Input data:
## begin
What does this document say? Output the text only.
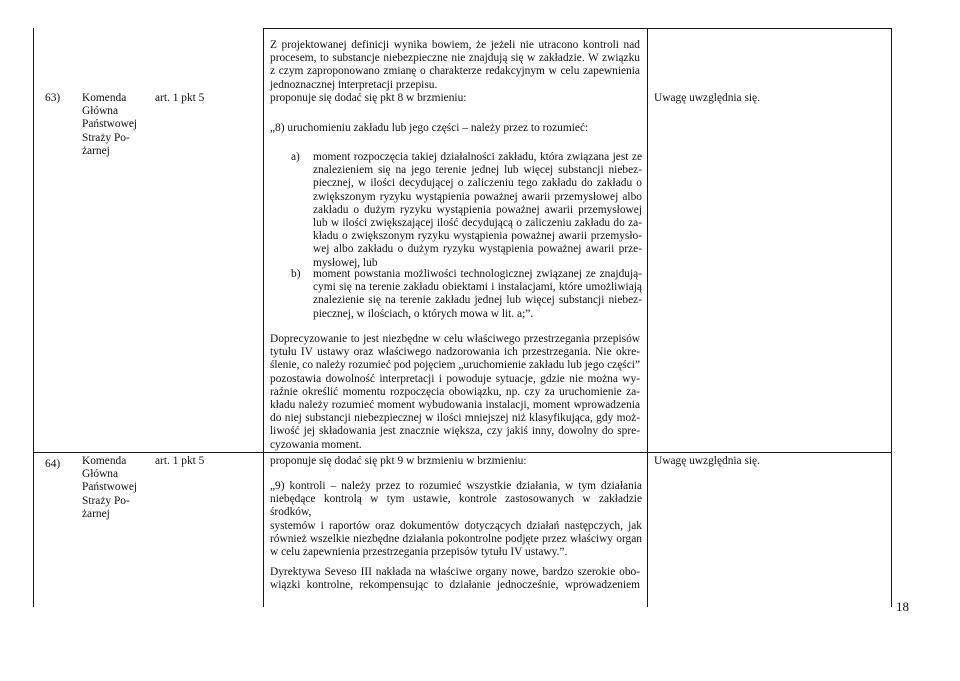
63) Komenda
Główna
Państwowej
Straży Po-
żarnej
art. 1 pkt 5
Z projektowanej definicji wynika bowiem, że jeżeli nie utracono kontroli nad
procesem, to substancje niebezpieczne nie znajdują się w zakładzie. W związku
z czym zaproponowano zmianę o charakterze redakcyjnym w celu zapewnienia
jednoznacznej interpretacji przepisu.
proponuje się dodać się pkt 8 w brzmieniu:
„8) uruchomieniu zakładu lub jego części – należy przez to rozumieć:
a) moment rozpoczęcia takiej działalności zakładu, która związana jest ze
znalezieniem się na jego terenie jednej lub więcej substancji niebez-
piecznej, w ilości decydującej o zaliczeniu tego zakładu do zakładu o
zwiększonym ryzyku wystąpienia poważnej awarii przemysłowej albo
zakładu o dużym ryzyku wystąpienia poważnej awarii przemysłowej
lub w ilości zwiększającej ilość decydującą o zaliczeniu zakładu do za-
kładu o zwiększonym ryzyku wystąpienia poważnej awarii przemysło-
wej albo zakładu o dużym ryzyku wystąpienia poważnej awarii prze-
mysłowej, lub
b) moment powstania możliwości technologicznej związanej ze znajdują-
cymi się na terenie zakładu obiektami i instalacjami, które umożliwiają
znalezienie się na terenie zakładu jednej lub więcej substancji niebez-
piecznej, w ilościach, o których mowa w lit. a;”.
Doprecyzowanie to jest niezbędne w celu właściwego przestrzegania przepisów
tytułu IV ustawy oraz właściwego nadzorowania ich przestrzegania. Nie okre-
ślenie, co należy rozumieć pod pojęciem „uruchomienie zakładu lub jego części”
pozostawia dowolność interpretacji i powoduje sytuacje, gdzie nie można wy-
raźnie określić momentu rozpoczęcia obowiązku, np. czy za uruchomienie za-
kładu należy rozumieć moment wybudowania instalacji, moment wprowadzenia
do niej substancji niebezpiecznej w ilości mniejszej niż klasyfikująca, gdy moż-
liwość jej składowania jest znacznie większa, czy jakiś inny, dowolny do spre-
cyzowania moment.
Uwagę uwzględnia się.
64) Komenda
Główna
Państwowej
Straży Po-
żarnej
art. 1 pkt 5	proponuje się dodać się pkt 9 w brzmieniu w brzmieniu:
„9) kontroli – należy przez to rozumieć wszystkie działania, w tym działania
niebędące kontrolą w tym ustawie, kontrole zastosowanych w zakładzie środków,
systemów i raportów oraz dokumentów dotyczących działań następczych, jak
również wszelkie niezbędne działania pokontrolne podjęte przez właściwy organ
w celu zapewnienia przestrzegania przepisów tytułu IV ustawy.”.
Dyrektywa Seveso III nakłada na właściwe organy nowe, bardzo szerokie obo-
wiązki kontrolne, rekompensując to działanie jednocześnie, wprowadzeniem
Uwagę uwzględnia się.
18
## end
## begin
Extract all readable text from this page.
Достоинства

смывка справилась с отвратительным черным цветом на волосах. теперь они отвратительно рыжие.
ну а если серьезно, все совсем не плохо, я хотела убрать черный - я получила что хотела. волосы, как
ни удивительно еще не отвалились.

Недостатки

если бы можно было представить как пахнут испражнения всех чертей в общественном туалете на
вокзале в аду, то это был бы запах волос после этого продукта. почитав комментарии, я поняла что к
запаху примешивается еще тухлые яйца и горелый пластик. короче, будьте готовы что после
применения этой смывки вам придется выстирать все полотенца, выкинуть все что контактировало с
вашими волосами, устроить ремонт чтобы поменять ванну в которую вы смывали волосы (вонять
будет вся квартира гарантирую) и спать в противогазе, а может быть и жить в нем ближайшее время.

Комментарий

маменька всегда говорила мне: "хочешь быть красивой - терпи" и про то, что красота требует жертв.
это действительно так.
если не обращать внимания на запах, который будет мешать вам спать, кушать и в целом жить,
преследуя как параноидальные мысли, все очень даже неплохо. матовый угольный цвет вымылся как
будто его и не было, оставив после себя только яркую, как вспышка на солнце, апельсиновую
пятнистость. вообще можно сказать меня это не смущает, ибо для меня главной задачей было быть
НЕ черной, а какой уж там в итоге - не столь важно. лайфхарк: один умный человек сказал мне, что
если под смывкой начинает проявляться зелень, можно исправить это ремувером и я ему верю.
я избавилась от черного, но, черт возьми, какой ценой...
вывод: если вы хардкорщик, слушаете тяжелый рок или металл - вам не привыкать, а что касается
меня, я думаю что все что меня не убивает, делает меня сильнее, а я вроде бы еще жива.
## end
Exercise aim: Look through the records and gather every line containing "ustawy".

Response below:
tytułu IV ustawy oraz właściwego nadzorowania ich przestrzegania. Nie okre-
w celu zapewnienia przestrzegania przepisów tytułu IV ustawy.”.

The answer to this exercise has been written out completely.